Using the records that follow, copy every line containing the word "this".

-- start --

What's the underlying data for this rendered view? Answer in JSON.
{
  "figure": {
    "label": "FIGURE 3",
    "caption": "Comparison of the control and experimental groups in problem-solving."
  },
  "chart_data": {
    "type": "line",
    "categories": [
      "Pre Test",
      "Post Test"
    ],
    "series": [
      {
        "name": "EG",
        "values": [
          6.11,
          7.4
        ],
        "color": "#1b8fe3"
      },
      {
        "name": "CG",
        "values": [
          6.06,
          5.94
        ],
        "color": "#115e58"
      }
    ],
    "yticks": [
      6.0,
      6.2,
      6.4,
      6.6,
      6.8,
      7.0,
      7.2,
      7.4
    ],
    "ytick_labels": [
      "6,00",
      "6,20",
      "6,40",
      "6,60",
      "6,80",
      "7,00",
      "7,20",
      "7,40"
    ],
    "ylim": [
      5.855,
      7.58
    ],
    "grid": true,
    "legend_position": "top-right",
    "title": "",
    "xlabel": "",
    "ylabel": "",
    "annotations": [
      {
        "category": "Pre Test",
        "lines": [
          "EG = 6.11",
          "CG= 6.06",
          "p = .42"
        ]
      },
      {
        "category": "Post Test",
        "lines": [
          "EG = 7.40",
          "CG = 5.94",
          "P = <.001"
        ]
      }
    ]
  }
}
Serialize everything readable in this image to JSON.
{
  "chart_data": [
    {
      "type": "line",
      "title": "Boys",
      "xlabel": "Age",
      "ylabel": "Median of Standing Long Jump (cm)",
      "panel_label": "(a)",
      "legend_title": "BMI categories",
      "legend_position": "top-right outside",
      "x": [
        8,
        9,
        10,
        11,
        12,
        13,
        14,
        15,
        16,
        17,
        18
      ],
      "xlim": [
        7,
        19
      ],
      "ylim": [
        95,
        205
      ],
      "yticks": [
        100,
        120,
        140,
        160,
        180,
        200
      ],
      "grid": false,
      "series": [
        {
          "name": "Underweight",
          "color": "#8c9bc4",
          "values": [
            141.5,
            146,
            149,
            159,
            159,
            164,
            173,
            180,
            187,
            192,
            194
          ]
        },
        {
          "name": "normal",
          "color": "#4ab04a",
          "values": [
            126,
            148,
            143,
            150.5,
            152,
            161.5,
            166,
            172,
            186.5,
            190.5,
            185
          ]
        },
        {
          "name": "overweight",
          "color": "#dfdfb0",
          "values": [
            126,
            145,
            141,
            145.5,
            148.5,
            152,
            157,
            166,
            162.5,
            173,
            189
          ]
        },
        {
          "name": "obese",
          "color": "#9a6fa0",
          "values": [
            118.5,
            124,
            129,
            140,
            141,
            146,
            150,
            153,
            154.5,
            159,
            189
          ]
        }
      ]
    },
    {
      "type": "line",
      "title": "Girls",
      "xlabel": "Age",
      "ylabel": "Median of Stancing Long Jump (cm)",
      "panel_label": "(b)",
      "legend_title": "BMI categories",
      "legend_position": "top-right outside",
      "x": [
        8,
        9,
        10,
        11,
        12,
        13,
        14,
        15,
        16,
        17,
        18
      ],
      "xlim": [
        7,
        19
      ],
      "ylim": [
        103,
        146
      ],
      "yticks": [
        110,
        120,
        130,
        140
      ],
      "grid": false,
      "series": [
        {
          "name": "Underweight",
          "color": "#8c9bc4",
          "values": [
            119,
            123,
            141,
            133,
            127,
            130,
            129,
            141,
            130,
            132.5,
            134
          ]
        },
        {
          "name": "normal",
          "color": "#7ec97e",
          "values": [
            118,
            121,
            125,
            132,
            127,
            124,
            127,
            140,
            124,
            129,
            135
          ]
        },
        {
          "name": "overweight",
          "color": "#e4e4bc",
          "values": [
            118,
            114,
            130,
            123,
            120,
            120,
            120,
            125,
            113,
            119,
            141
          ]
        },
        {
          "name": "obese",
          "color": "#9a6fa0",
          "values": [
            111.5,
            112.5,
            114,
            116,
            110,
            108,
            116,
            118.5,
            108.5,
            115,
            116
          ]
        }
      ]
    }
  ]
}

-- end --

**Task result:**
What's the underlying data for this rendered view? Answer in JSON.
Serialize everything readable in this image to JSON.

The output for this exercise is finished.